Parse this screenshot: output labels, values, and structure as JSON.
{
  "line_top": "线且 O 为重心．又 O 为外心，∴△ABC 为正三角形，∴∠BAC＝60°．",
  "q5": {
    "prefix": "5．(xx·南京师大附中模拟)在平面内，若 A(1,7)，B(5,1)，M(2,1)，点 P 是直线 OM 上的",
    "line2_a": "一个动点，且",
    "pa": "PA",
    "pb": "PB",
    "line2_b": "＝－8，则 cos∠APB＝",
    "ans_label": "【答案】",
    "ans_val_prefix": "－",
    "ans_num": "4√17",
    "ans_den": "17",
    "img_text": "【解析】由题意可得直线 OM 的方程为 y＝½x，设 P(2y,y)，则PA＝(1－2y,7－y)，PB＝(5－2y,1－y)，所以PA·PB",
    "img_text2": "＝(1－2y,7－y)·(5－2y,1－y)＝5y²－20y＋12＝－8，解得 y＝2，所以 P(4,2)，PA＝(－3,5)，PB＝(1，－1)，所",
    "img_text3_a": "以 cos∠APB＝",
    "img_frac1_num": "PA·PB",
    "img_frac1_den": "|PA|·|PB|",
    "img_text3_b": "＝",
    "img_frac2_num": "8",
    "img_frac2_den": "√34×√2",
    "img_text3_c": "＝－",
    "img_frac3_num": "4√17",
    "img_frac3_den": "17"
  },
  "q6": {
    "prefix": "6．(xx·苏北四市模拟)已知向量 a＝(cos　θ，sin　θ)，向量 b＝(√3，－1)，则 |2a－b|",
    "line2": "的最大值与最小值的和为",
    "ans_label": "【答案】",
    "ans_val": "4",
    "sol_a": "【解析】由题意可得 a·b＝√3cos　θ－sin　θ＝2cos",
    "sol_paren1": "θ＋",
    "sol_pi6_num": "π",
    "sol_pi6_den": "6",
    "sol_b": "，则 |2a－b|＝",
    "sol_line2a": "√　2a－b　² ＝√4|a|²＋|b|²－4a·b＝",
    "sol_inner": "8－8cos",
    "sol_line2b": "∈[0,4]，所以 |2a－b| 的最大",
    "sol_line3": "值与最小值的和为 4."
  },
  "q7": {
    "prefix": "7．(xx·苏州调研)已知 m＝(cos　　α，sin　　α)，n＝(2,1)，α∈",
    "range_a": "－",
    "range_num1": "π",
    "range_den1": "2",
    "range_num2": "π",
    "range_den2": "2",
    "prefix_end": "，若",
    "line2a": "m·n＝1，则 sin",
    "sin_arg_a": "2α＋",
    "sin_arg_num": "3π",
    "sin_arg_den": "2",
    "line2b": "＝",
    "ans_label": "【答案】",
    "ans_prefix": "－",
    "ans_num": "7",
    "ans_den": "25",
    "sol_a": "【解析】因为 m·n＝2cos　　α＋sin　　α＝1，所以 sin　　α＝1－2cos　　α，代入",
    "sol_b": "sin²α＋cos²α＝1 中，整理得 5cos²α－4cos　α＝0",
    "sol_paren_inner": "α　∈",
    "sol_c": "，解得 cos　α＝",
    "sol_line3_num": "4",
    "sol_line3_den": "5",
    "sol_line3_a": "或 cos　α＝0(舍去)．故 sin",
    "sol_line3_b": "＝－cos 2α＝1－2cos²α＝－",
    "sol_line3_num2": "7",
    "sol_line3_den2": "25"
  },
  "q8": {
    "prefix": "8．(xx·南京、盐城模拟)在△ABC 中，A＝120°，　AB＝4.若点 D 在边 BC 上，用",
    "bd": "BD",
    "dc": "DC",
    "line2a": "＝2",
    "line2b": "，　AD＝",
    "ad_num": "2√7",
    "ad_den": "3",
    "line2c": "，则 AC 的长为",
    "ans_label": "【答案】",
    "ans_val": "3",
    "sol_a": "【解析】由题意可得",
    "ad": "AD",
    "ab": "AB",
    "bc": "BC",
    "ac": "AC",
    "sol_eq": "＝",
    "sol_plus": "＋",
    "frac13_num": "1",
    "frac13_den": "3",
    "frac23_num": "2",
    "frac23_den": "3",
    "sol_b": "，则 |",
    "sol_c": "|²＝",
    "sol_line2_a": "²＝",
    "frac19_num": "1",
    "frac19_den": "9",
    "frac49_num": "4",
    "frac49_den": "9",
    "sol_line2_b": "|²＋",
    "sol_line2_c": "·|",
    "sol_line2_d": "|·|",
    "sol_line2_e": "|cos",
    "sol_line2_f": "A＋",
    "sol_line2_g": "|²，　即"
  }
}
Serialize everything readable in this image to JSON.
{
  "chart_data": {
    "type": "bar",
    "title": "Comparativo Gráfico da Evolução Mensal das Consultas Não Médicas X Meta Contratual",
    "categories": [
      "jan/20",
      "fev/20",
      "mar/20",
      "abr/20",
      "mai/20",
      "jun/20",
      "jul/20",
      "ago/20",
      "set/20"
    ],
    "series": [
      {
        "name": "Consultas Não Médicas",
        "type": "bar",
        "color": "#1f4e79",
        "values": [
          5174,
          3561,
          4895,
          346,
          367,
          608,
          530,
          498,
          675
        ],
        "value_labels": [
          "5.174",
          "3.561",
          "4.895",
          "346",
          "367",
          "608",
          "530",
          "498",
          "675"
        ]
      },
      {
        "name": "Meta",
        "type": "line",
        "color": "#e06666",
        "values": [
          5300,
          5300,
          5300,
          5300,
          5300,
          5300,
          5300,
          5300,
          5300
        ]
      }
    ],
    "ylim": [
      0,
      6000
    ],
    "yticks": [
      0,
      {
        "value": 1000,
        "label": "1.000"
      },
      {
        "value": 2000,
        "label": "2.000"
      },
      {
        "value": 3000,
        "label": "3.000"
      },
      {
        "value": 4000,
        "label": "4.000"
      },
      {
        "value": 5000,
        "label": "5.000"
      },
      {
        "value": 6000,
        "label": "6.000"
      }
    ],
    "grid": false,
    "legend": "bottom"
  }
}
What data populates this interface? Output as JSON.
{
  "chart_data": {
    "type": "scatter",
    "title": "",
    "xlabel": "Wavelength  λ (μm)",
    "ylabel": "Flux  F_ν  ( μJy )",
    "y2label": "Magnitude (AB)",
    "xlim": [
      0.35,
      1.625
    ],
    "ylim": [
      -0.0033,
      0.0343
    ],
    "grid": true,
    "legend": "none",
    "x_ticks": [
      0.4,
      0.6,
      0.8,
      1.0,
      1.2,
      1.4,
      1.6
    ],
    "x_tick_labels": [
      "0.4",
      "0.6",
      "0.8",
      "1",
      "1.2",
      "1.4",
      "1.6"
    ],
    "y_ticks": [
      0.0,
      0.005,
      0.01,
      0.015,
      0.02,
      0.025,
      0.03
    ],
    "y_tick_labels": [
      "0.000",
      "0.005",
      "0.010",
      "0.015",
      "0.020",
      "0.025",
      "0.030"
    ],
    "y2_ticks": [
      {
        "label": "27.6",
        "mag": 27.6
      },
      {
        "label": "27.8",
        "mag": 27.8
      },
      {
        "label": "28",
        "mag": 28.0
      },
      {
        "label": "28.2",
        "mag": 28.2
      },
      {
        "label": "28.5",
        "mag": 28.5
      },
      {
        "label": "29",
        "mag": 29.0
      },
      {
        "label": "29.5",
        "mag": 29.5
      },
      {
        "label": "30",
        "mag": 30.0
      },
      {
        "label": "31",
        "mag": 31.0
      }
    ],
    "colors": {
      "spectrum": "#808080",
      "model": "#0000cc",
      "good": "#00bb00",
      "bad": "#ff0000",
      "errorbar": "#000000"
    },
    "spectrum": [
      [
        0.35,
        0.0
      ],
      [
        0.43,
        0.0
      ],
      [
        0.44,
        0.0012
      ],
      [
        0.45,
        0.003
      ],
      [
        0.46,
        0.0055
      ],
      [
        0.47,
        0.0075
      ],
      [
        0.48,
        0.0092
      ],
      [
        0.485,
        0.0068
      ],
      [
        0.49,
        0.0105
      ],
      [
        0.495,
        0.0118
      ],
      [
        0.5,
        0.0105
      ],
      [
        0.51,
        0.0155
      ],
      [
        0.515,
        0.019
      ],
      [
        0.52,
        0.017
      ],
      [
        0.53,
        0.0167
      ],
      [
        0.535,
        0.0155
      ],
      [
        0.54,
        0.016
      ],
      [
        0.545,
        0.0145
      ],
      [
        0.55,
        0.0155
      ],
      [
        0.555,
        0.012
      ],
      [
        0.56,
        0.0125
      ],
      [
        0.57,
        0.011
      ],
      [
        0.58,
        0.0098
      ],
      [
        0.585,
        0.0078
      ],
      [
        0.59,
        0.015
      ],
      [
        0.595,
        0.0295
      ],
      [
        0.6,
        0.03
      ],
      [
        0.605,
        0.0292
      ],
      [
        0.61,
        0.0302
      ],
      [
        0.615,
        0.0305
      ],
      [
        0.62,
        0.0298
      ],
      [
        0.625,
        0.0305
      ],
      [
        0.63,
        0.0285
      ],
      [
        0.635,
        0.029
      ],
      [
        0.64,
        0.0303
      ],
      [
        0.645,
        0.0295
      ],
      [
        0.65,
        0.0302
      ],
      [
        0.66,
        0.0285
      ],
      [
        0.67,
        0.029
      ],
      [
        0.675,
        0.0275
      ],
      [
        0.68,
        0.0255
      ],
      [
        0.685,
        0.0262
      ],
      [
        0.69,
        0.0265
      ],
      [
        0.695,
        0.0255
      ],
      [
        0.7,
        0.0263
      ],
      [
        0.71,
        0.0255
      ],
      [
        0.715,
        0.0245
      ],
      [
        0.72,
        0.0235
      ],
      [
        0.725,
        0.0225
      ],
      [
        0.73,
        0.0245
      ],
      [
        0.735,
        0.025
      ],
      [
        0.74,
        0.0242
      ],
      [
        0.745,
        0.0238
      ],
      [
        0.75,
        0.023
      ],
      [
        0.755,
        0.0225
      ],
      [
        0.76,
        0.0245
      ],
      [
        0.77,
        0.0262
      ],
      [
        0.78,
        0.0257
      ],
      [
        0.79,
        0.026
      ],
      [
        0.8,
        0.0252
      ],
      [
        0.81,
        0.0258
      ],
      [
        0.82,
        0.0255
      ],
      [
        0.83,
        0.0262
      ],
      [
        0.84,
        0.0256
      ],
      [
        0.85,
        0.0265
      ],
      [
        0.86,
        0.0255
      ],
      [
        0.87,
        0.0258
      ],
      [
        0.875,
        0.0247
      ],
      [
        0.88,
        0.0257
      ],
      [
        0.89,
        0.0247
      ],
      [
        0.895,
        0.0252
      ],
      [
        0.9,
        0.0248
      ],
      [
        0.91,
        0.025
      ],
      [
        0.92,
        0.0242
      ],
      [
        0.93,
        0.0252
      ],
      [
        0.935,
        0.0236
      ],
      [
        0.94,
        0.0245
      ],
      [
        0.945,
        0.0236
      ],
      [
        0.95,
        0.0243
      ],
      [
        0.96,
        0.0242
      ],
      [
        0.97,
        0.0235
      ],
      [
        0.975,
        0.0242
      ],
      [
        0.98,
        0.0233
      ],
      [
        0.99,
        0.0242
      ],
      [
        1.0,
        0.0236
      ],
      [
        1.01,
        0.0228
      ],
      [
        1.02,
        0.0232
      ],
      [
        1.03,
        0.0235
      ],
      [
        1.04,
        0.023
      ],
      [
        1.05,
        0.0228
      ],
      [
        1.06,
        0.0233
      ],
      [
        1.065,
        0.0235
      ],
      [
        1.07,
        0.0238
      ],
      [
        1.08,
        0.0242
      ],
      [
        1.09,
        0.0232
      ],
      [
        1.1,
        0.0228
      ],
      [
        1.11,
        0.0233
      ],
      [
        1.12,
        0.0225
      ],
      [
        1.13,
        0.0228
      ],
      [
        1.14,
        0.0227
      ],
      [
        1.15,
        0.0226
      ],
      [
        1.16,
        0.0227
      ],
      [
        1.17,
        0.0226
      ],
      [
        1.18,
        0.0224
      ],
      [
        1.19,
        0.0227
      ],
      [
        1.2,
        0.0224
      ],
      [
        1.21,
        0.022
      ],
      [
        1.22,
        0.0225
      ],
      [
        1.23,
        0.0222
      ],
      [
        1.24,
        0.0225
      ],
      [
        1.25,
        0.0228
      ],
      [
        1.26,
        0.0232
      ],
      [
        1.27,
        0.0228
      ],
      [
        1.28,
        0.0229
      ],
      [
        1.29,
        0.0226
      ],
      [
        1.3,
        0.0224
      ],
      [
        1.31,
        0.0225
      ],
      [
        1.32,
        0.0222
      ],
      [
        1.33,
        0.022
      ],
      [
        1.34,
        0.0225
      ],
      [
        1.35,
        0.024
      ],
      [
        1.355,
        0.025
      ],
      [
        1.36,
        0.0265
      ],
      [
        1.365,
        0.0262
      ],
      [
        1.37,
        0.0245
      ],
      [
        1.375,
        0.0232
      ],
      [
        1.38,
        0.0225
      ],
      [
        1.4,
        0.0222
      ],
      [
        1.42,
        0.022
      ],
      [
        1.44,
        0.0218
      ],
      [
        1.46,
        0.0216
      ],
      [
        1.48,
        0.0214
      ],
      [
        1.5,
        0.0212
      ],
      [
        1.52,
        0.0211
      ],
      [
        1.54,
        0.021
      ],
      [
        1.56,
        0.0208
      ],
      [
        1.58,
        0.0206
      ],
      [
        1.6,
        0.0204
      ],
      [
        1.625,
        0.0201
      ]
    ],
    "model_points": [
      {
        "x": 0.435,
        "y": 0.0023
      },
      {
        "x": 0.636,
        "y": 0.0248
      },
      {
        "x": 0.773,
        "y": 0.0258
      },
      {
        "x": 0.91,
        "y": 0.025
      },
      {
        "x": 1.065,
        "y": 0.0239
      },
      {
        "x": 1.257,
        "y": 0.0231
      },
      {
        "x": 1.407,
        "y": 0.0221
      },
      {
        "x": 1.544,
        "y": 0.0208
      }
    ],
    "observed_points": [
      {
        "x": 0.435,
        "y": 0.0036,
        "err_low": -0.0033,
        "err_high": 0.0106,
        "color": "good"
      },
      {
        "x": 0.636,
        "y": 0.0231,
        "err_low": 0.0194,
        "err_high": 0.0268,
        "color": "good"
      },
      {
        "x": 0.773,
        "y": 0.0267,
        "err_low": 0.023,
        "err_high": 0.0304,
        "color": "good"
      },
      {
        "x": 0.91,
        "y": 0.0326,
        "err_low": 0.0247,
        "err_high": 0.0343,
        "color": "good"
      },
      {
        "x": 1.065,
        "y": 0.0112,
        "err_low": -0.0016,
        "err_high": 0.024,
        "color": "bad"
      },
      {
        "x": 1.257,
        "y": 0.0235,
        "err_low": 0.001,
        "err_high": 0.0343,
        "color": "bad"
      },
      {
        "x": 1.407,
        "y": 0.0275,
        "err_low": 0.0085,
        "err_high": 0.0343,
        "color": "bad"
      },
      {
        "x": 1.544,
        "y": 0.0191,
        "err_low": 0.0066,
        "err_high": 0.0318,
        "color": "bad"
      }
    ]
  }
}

------------

> **Goal**: Scan the listing above and copy all lines containing the word "title".

> **Answer to the task**:
    "title": "Comparativo Gráfico da Evolução Mensal das Consultas Não Médicas X Meta Contratual",
    "title": "",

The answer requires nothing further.